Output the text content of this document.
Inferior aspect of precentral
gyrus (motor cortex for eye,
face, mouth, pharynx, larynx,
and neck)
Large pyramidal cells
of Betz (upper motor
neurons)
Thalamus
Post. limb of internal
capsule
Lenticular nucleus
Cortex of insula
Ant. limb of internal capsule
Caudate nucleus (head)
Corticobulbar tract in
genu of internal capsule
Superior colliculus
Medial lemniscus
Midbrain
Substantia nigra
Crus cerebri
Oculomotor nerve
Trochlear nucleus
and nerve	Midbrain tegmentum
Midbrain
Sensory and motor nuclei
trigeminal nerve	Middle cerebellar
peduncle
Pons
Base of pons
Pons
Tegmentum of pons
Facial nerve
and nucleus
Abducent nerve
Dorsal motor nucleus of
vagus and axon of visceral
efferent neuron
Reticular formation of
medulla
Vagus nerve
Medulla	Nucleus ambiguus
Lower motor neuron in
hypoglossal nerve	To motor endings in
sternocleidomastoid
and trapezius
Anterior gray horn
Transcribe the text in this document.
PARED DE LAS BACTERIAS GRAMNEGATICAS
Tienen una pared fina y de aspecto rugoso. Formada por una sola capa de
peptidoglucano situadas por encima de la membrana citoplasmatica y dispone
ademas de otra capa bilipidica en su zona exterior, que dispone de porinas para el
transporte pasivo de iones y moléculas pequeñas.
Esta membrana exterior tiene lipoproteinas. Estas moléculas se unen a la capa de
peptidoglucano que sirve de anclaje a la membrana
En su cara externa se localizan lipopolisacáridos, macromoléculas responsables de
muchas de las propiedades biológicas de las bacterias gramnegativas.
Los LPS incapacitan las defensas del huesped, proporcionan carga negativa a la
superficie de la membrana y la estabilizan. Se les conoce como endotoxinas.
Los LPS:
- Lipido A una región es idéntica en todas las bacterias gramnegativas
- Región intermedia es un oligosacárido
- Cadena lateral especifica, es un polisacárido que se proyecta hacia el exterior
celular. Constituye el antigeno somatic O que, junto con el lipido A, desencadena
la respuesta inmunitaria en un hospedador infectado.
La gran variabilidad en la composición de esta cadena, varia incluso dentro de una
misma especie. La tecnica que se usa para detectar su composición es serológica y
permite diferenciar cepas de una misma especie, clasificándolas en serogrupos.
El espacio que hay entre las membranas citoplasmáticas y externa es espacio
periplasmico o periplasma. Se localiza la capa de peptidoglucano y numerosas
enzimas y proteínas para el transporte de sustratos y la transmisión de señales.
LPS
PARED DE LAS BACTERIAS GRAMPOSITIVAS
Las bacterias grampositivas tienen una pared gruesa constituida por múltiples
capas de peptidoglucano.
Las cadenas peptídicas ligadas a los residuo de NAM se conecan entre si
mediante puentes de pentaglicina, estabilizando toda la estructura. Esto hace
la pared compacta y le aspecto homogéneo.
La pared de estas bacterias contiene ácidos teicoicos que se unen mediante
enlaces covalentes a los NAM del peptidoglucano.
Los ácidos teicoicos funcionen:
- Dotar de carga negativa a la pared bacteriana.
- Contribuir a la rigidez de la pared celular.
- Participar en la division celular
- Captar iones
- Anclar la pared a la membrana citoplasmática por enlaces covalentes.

■ ■ ■ ■ ■

◆ Your objective ◆
What lines in the material above include "externa"? Copy every one of them.

◆ Written answer ◆
En su cara externa se localizan lipopolisacáridos, macromoléculas responsables de
El espacio que hay entre las membranas citoplasmáticas y externa es espacio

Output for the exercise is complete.